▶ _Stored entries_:
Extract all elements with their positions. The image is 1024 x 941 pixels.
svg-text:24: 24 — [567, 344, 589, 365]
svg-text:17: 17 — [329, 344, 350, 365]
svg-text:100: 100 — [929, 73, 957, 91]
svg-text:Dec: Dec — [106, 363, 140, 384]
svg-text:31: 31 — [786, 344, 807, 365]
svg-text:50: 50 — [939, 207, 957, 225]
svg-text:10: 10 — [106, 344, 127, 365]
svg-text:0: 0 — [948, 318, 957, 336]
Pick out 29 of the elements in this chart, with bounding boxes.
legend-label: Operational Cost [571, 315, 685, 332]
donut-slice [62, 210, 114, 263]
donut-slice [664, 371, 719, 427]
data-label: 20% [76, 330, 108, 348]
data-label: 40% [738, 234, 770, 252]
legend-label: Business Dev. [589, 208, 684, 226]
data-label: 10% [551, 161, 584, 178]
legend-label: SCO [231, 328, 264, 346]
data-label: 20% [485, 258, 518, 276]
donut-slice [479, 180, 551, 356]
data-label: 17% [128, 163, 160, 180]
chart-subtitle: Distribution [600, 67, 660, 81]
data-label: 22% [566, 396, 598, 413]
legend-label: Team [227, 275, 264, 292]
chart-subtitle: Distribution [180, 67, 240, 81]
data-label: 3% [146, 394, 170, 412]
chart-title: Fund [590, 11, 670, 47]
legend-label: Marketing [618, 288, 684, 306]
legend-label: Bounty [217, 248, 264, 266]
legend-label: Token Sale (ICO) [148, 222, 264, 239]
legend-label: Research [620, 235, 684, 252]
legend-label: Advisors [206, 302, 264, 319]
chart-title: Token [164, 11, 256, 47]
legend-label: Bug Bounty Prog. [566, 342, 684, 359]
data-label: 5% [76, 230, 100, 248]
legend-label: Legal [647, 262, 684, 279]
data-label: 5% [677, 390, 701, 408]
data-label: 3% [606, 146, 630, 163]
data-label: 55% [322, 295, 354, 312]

▶ _Your goal_: Copy every one of these rows above word for word, leaving nothing out and changing nothing.

▶ _The response_:
Extract all elements with their positions. The image is 1024 x 941 pixels.
svg-text:24: 24 — [567, 344, 589, 365]
svg-text:17: 17 — [329, 344, 350, 365]
svg-text:100: 100 — [929, 73, 957, 91]
svg-text:Dec: Dec — [106, 363, 140, 384]
svg-text:31: 31 — [786, 344, 807, 365]
svg-text:50: 50 — [939, 207, 957, 225]
svg-text:10: 10 — [106, 344, 127, 365]
svg-text:0: 0 — [948, 318, 957, 336]
Pick out 29 of the elements in this chart, with bounding boxes.
legend-label: Operational Cost [571, 315, 685, 332]
donut-slice [62, 210, 114, 263]
donut-slice [664, 371, 719, 427]
data-label: 20% [76, 330, 108, 348]
data-label: 40% [738, 234, 770, 252]
legend-label: Business Dev. [589, 208, 684, 226]
data-label: 10% [551, 161, 584, 178]
legend-label: SCO [231, 328, 264, 346]
data-label: 20% [485, 258, 518, 276]
donut-slice [479, 180, 551, 356]
data-label: 17% [128, 163, 160, 180]
chart-subtitle: Distribution [600, 67, 660, 81]
data-label: 22% [566, 396, 598, 413]
legend-label: Team [227, 275, 264, 292]
chart-subtitle: Distribution [180, 67, 240, 81]
data-label: 3% [146, 394, 170, 412]
chart-title: Fund [590, 11, 670, 47]
legend-label: Marketing [618, 288, 684, 306]
legend-label: Bounty [217, 248, 264, 266]
legend-label: Token Sale (ICO) [148, 222, 264, 239]
legend-label: Research [620, 235, 684, 252]
legend-label: Advisors [206, 302, 264, 319]
chart-title: Token [164, 11, 256, 47]
legend-label: Bug Bounty Prog. [566, 342, 684, 359]
data-label: 5% [76, 230, 100, 248]
legend-label: Legal [647, 262, 684, 279]
data-label: 5% [677, 390, 701, 408]
data-label: 3% [606, 146, 630, 163]
data-label: 55% [322, 295, 354, 312]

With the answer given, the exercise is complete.